Given problem
Copy out every line of the following entries without altering anything.

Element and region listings
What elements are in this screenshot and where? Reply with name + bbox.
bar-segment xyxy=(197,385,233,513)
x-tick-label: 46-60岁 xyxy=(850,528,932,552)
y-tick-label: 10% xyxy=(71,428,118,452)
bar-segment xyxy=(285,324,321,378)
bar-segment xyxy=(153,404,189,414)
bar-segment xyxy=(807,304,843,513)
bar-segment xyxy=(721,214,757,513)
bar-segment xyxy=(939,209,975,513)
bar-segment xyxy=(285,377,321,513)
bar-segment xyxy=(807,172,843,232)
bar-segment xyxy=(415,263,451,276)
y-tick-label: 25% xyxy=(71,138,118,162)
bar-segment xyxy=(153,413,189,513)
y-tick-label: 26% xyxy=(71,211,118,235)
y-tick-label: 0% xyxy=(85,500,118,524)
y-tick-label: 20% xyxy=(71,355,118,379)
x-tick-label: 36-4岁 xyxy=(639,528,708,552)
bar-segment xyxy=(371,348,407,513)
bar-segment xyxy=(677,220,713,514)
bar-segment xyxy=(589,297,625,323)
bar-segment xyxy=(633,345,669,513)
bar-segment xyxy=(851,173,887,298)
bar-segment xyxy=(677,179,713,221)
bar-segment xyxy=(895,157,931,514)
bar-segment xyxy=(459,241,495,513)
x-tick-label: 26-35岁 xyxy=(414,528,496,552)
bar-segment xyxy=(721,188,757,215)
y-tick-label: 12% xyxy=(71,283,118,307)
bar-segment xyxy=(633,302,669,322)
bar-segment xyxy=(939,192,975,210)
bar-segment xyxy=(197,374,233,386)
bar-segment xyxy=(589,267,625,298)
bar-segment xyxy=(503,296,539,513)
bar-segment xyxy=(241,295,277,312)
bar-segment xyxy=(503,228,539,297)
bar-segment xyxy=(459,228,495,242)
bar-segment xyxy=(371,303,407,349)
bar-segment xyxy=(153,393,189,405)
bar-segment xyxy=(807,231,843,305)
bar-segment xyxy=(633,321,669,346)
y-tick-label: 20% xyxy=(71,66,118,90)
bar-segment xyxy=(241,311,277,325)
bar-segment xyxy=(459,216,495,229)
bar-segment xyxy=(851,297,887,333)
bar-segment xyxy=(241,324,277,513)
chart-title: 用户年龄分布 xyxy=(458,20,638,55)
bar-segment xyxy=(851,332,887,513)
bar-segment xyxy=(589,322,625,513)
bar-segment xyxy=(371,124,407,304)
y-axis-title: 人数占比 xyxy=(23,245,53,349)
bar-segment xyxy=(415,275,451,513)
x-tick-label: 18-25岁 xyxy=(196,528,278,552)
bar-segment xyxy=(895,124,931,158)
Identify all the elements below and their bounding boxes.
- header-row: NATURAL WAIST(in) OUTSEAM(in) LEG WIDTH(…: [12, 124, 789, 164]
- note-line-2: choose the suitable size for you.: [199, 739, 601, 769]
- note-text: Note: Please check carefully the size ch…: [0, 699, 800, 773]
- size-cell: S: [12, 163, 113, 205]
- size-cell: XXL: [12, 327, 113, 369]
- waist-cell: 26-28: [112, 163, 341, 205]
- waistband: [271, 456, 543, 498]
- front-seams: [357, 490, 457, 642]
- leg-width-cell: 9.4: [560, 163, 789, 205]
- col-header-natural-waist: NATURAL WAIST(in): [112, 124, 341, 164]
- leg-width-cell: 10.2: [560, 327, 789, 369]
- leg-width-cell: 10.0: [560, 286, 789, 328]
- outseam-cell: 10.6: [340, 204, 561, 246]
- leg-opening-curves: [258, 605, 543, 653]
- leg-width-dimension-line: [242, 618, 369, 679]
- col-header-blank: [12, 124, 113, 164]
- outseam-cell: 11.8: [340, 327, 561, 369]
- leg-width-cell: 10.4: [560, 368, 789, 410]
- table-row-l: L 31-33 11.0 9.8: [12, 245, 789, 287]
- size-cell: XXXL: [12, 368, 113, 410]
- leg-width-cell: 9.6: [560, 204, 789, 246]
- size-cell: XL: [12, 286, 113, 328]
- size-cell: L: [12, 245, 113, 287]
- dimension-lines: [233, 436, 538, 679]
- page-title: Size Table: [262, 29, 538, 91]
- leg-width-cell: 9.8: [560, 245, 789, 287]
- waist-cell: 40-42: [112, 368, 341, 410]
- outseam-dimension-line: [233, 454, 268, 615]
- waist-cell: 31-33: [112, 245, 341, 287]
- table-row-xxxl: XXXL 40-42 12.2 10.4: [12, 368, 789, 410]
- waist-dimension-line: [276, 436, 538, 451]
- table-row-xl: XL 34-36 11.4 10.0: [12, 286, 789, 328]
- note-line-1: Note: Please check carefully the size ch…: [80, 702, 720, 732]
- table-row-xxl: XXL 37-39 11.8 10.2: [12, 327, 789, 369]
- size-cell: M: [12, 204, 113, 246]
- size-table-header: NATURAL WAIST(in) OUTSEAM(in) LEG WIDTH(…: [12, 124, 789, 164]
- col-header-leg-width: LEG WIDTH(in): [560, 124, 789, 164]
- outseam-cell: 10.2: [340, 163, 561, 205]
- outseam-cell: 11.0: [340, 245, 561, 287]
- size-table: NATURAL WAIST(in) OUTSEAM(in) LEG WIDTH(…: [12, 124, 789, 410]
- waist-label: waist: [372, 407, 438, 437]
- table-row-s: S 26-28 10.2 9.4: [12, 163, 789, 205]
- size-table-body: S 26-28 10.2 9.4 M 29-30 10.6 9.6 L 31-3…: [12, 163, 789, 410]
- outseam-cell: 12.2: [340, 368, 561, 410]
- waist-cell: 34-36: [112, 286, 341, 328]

Solution to the problem
What elements are in this screenshot and where? Reply with name + bbox.
bar-segment xyxy=(197,385,233,513)
x-tick-label: 46-60岁 xyxy=(850,528,932,552)
y-tick-label: 10% xyxy=(71,428,118,452)
bar-segment xyxy=(285,324,321,378)
bar-segment xyxy=(153,404,189,414)
bar-segment xyxy=(807,304,843,513)
bar-segment xyxy=(721,214,757,513)
bar-segment xyxy=(939,209,975,513)
bar-segment xyxy=(285,377,321,513)
bar-segment xyxy=(807,172,843,232)
bar-segment xyxy=(415,263,451,276)
y-tick-label: 25% xyxy=(71,138,118,162)
bar-segment xyxy=(153,413,189,513)
y-tick-label: 26% xyxy=(71,211,118,235)
y-tick-label: 0% xyxy=(85,500,118,524)
y-tick-label: 20% xyxy=(71,355,118,379)
x-tick-label: 36-4岁 xyxy=(639,528,708,552)
bar-segment xyxy=(371,348,407,513)
bar-segment xyxy=(677,220,713,514)
bar-segment xyxy=(589,297,625,323)
bar-segment xyxy=(633,345,669,513)
bar-segment xyxy=(851,173,887,298)
bar-segment xyxy=(677,179,713,221)
bar-segment xyxy=(895,157,931,514)
bar-segment xyxy=(459,241,495,513)
x-tick-label: 26-35岁 xyxy=(414,528,496,552)
bar-segment xyxy=(721,188,757,215)
y-tick-label: 12% xyxy=(71,283,118,307)
bar-segment xyxy=(633,302,669,322)
bar-segment xyxy=(939,192,975,210)
bar-segment xyxy=(197,374,233,386)
bar-segment xyxy=(589,267,625,298)
bar-segment xyxy=(503,296,539,513)
bar-segment xyxy=(241,295,277,312)
bar-segment xyxy=(503,228,539,297)
bar-segment xyxy=(459,228,495,242)
bar-segment xyxy=(371,303,407,349)
bar-segment xyxy=(153,393,189,405)
bar-segment xyxy=(807,231,843,305)
bar-segment xyxy=(633,321,669,346)
y-tick-label: 20% xyxy=(71,66,118,90)
bar-segment xyxy=(241,311,277,325)
bar-segment xyxy=(459,216,495,229)
bar-segment xyxy=(851,297,887,333)
bar-segment xyxy=(241,324,277,513)
chart-title: 用户年龄分布 xyxy=(458,20,638,55)
bar-segment xyxy=(851,332,887,513)
bar-segment xyxy=(589,322,625,513)
bar-segment xyxy=(371,124,407,304)
y-axis-title: 人数占比 xyxy=(23,245,53,349)
bar-segment xyxy=(415,275,451,513)
x-tick-label: 18-25岁 xyxy=(196,528,278,552)
bar-segment xyxy=(895,124,931,158)
Identify all the elements below and their bounding boxes.
- header-row: NATURAL WAIST(in) OUTSEAM(in) LEG WIDTH(…: [12, 124, 789, 164]
- note-line-2: choose the suitable size for you.: [199, 739, 601, 769]
- note-text: Note: Please check carefully the size ch…: [0, 699, 800, 773]
- size-cell: S: [12, 163, 113, 205]
- size-cell: XXL: [12, 327, 113, 369]
- waist-cell: 26-28: [112, 163, 341, 205]
- waistband: [271, 456, 543, 498]
- front-seams: [357, 490, 457, 642]
- leg-width-cell: 9.4: [560, 163, 789, 205]
- col-header-natural-waist: NATURAL WAIST(in): [112, 124, 341, 164]
- leg-width-cell: 10.2: [560, 327, 789, 369]
- leg-width-cell: 10.0: [560, 286, 789, 328]
- outseam-cell: 10.6: [340, 204, 561, 246]
- leg-opening-curves: [258, 605, 543, 653]
- leg-width-dimension-line: [242, 618, 369, 679]
- col-header-blank: [12, 124, 113, 164]
- outseam-cell: 11.8: [340, 327, 561, 369]
- leg-width-cell: 10.4: [560, 368, 789, 410]
- table-row-l: L 31-33 11.0 9.8: [12, 245, 789, 287]
- size-cell: XXXL: [12, 368, 113, 410]
- leg-width-cell: 9.6: [560, 204, 789, 246]
- size-cell: XL: [12, 286, 113, 328]
- size-cell: L: [12, 245, 113, 287]
- dimension-lines: [233, 436, 538, 679]
- page-title: Size Table: [262, 29, 538, 91]
- leg-width-cell: 9.8: [560, 245, 789, 287]
- waist-cell: 40-42: [112, 368, 341, 410]
- outseam-dimension-line: [233, 454, 268, 615]
- waist-cell: 31-33: [112, 245, 341, 287]
- table-row-xxxl: XXXL 40-42 12.2 10.4: [12, 368, 789, 410]
- waist-dimension-line: [276, 436, 538, 451]
- table-row-xl: XL 34-36 11.4 10.0: [12, 286, 789, 328]
- note-line-1: Note: Please check carefully the size ch…: [80, 702, 720, 732]
- table-row-xxl: XXL 37-39 11.8 10.2: [12, 327, 789, 369]
- size-cell: M: [12, 204, 113, 246]
- size-table-header: NATURAL WAIST(in) OUTSEAM(in) LEG WIDTH(…: [12, 124, 789, 164]
- col-header-leg-width: LEG WIDTH(in): [560, 124, 789, 164]
- outseam-cell: 10.2: [340, 163, 561, 205]
- outseam-cell: 11.0: [340, 245, 561, 287]
- size-table: NATURAL WAIST(in) OUTSEAM(in) LEG WIDTH(…: [12, 124, 789, 410]
- waist-label: waist: [372, 407, 438, 437]
- table-row-s: S 26-28 10.2 9.4: [12, 163, 789, 205]
- size-table-body: S 26-28 10.2 9.4 M 29-30 10.6 9.6 L 31-3…: [12, 163, 789, 410]
- outseam-cell: 12.2: [340, 368, 561, 410]
- waist-cell: 34-36: [112, 286, 341, 328]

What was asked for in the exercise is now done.